EXERCISE DESCRIPTION> From the entries that follow, extract each line holding the string "Phillip".

○ ○ ○

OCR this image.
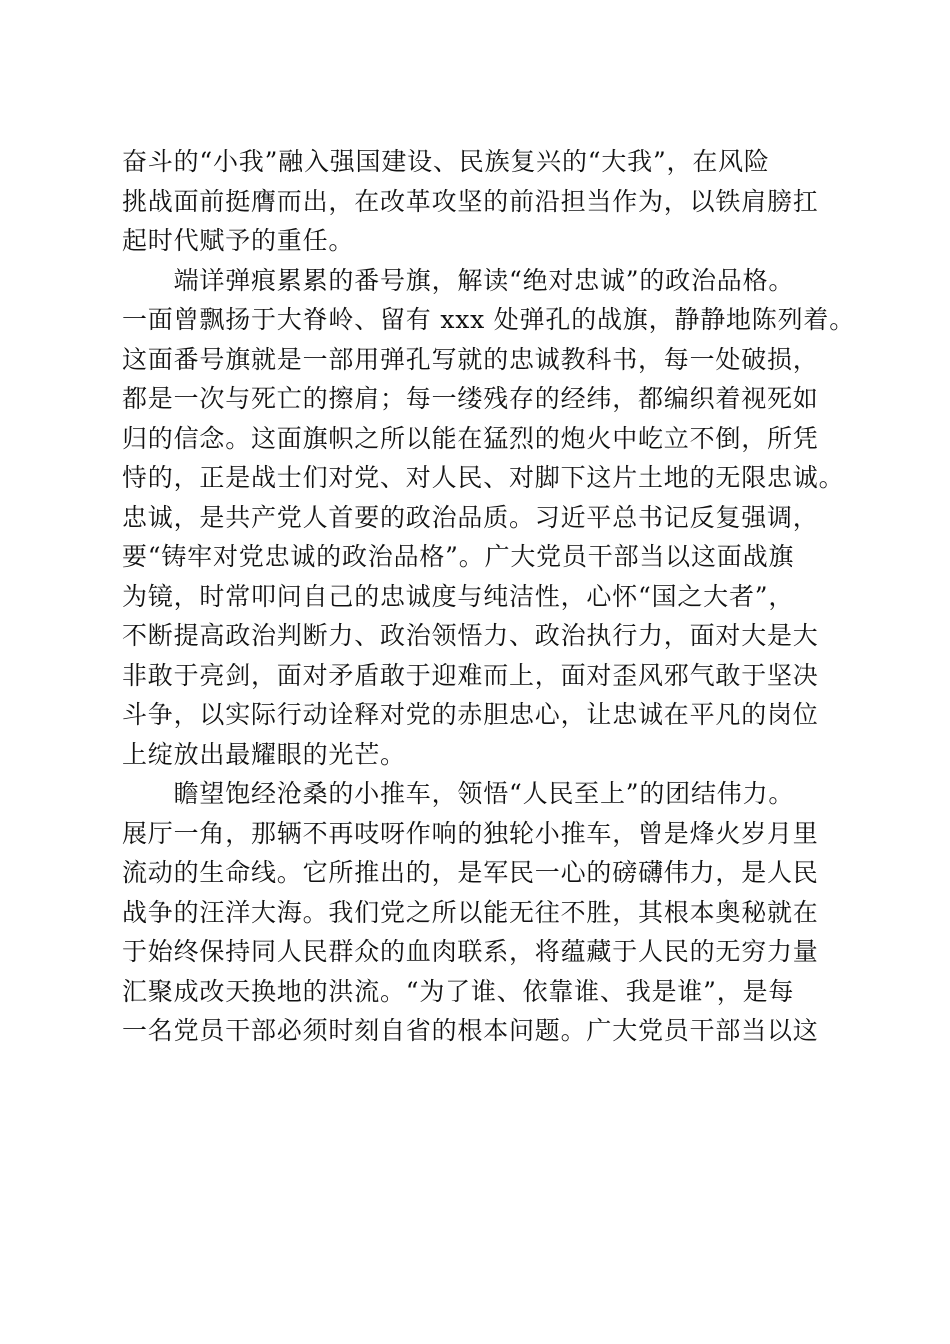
奋斗的“小我”融入强国建设、民族复兴的“大我”，在风险
挑战面前挺膺而出，在改革攻坚的前沿担当作为，以铁肩膀扛
起时代赋予的重任。
　　端详弹痕累累的番号旗，解读“绝对忠诚”的政治品格。
一面曾飘扬于大脊岭、留有 xxx 处弹孔的战旗，静静地陈列着。
这面番号旗就是一部用弹孔写就的忠诚教科书，每一处破损，
都是一次与死亡的擦肩；每一缕残存的经纬，都编织着视死如
归的信念。这面旗帜之所以能在猛烈的炮火中屹立不倒，所凭
恃的，正是战士们对党、对人民、对脚下这片土地的无限忠诚。
忠诚，是共产党人首要的政治品质。习近平总书记反复强调，
要“铸牢对党忠诚的政治品格”。广大党员干部当以这面战旗
为镜，时常叩问自己的忠诚度与纯洁性，心怀“国之大者”，
不断提高政治判断力、政治领悟力、政治执行力，面对大是大
非敢于亮剑，面对矛盾敢于迎难而上，面对歪风邪气敢于坚决
斗争，以实际行动诠释对党的赤胆忠心，让忠诚在平凡的岗位
上绽放出最耀眼的光芒。
　　瞻望饱经沧桑的小推车，领悟“人民至上”的团结伟力。
展厅一角，那辆不再吱呀作响的独轮小推车，曾是烽火岁月里
流动的生命线。它所推出的，是军民一心的磅礴伟力，是人民
战争的汪洋大海。我们党之所以能无往不胜，其根本奥秘就在
于始终保持同人民群众的血肉联系，将蕴藏于人民的无穷力量
汇聚成改天换地的洪流。“为了谁、依靠谁、我是谁”，是每
一名党员干部必须时刻自省的根本问题。广大党员干部当以这
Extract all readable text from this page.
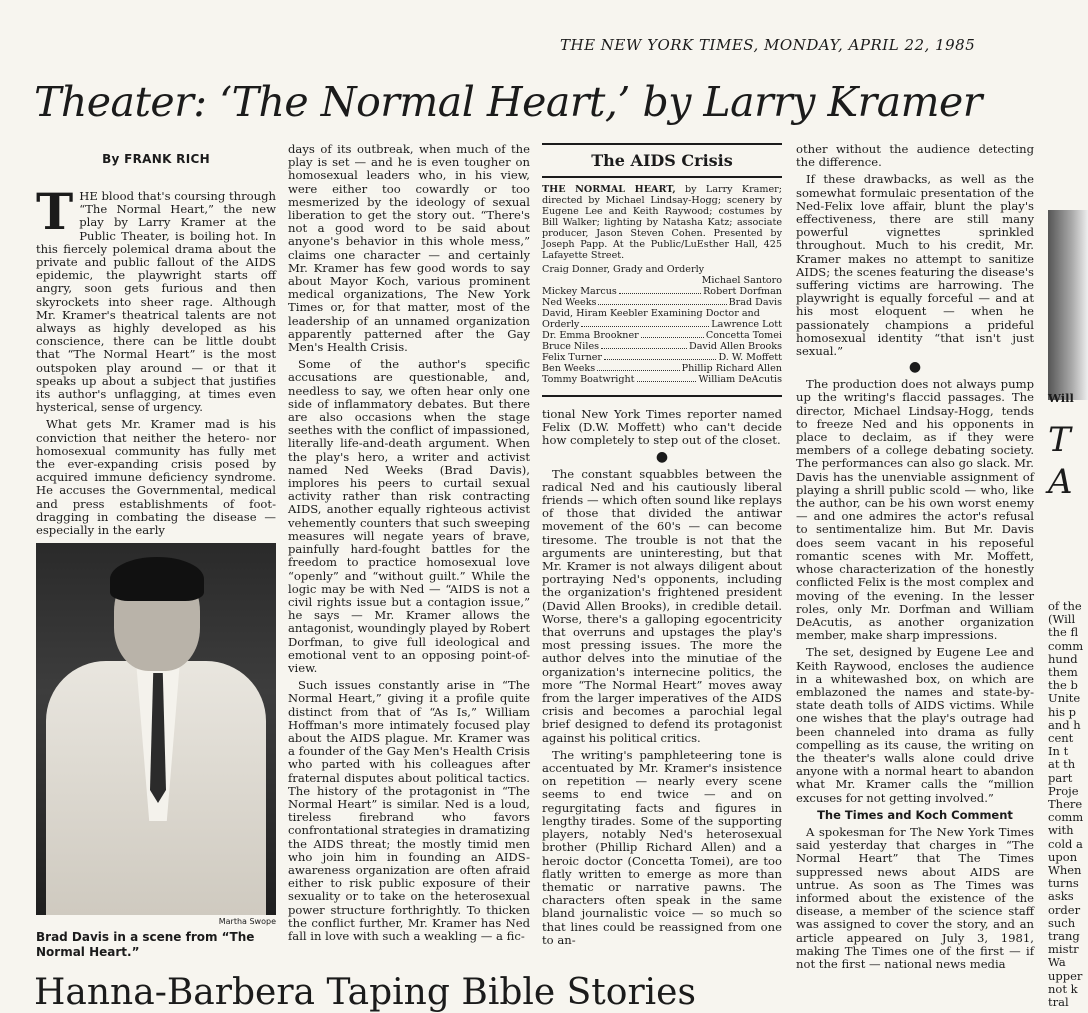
THE NEW YORK TIMES, MONDAY, APRIL 22, 1985
Theater: ‘The Normal Heart,’ by Larry Kramer
By FRANK RICH

THE blood that's coursing through “The Normal Heart,” the new play by Larry Kramer at the Public Theater, is boiling hot. In this fiercely polemical drama about the private and public fallout of the AIDS epidemic, the playwright starts off angry, soon gets furious and then skyrockets into sheer rage. Although Mr. Kramer's theatrical talents are not always as highly developed as his conscience, there can be little doubt that “The Normal Heart” is the most outspoken play around — or that it speaks up about a subject that justifies its author's unflagging, at times even hysterical, sense of urgency.

What gets Mr. Kramer mad is his conviction that neither the hetero- nor homosexual community has fully met the ever-expanding crisis posed by acquired immune deficiency syndrome. He accuses the Governmental, medical and press establishments of foot-dragging in combating the disease — especially in the early

Martha Swope
Brad Davis in a scene from “The Normal Heart.”

days of its outbreak, when much of the play is set — and he is even tougher on homosexual leaders who, in his view, were either too cowardly or too mesmerized by the ideology of sexual liberation to get the story out. “There's not a good word to be said about anyone's behavior in this whole mess,” claims one character — and certainly Mr. Kramer has few good words to say about Mayor Koch, various prominent medical organizations, The New York Times or, for that matter, most of the leadership of an unnamed organization apparently patterned after the Gay Men's Health Crisis.

Some of the author's specific accusations are questionable, and, needless to say, we often hear only one side of inflammatory debates. But there are also occasions when the stage seethes with the conflict of impassioned, literally life-and-death argument. When the play's hero, a writer and activist named Ned Weeks (Brad Davis), implores his peers to curtail sexual activity rather than risk contracting AIDS, another equally righteous activist vehemently counters that such sweeping measures will negate years of brave, painfully hard-fought battles for the freedom to practice homosexual love “openly” and “without guilt.” While the logic may be with Ned — “AIDS is not a civil rights issue but a contagion issue,” he says — Mr. Kramer allows the antagonist, woundingly played by Robert Dorfman, to give full ideological and emotional vent to an opposing point-of-view.

Such issues constantly arise in “The Normal Heart,” giving it a profile quite distinct from that of “As Is,” William Hoffman's more intimately focused play about the AIDS plague. Mr. Kramer was a founder of the Gay Men's Health Crisis who parted with his colleagues after fraternal disputes about political tactics. The history of the protagonist in “The Normal Heart” is similar. Ned is a loud, tireless firebrand who favors confrontational strategies in dramatizing the AIDS threat; the mostly timid men who join him in founding an AIDS-awareness organization are often afraid either to risk public exposure of their sexuality or to take on the heterosexual power structure forthrightly. To thicken the conflict further, Mr. Kramer has Ned fall in love with such a weakling — a fic-

The AIDS Crisis
THE NORMAL HEART, by Larry Kramer; directed by Michael Lindsay-Hogg; scenery by Eugene Lee and Keith Raywood; costumes by Bill Walker; lighting by Natasha Katz; associate producer, Jason Steven Cohen. Presented by Joseph Papp. At the Public/LuEsther Hall, 425 Lafayette Street.
Craig Donner, Grady and Orderly
Michael Santoro
Mickey Marcus	Robert Dorfman
Ned Weeks	Brad Davis
David, Hiram Keebler Examining Doctor and
Orderly	Lawrence Lott
Dr. Emma Brookner	Concetta Tomei
Bruce Niles	David Allen Brooks
Felix Turner	D. W. Moffett
Ben Weeks	Phillip Richard Allen
Tommy Boatwright	William DeAcutis

tional New York Times reporter named Felix (D.W. Moffett) who can't decide how completely to step out of the closet.

●

The constant squabbles between the radical Ned and his cautiously liberal friends — which often sound like replays of those that divided the antiwar movement of the 60's — can become tiresome. The trouble is not that the arguments are uninteresting, but that Mr. Kramer is not always diligent about portraying Ned's opponents, including the organization's frightened president (David Allen Brooks), in credible detail. Worse, there's a galloping egocentricity that overruns and upstages the play's most pressing issues. The more the author delves into the minutiae of the organization's internecine politics, the more “The Normal Heart” moves away from the larger imperatives of the AIDS crisis and becomes a parochial legal brief designed to defend its protagonist against his political critics.

The writing's pamphleteering tone is accentuated by Mr. Kramer's insistence on repetition — nearly every scene seems to end twice — and on regurgitating facts and figures in lengthy tirades. Some of the supporting players, notably Ned's heterosexual brother (Phillip Richard Allen) and a heroic doctor (Concetta Tomei), are too flatly written to emerge as more than thematic or narrative pawns. The characters often speak in the same bland journalistic voice — so much so that lines could be reassigned from one to an-

other without the audience detecting the difference.

If these drawbacks, as well as the somewhat formulaic presentation of the Ned-Felix love affair, blunt the play's effectiveness, there are still many powerful vignettes sprinkled throughout. Much to his credit, Mr. Kramer makes no attempt to sanitize AIDS; the scenes featuring the disease's suffering victims are harrowing. The playwright is equally forceful — and at his most eloquent — when he passionately champions a prideful homosexual identity “that isn't just sexual.”

●

The production does not always pump up the writing's flaccid passages. The director, Michael Lindsay-Hogg, tends to freeze Ned and his opponents in place to declaim, as if they were members of a college debating society. The performances can also go slack. Mr. Davis has the unenviable assignment of playing a shrill public scold — who, like the author, can be his own worst enemy — and one admires the actor's refusal to sentimentalize him. But Mr. Davis does seem vacant in his reposeful romantic scenes with Mr. Moffett, whose characterization of the honestly conflicted Felix is the most complex and moving of the evening. In the lesser roles, only Mr. Dorfman and William DeAcutis, as another organization member, make sharp impressions.

The set, designed by Eugene Lee and Keith Raywood, encloses the audience in a whitewashed box, on which are emblazoned the names and state-by-state death tolls of AIDS victims. While one wishes that the play's outrage had been channeled into drama as fully compelling as its cause, the writing on the theater's walls alone could drive anyone with a normal heart to abandon what Mr. Kramer calls the “million excuses for not getting involved.”

The Times and Koch Comment

A spokesman for The New York Times said yesterday that charges in “The Normal Heart” that The Times suppressed news about AIDS are untrue. As soon as The Times was informed about the existence of the disease, a member of the science staff was assigned to cover the story, and an article appeared on July 3, 1981, making The Times one of the first — if not the first — national news media

Hanna-Barbera Taping Bible Stories
Will
T
A
of the
(Will
the fl
comm
hund
them
the b
Unite
his p
and h
cent
In t
at th
part
Proje
There
comm
with
cold a
upon
When
turns
asks
order
such
trang
mistr
Wa
upper
not k
tral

○ ○ ○

RESPONSE>
Ben Weeks	Phillip Richard Allen
The writing's pamphleteering tone is accentuated by Mr. Kramer's insistence on repetition — nearly every scene seems to end twice — and on regurgitating facts and figures in lengthy tirades. Some of the supporting players, notably Ned's heterosexual brother (Phillip Richard Allen) and a heroic doctor (Concetta Tomei), are too flatly written to emerge as more than thematic or narrative pawns. The characters often speak in the same bland journalistic voice — so much so that lines could be reassigned from one to an-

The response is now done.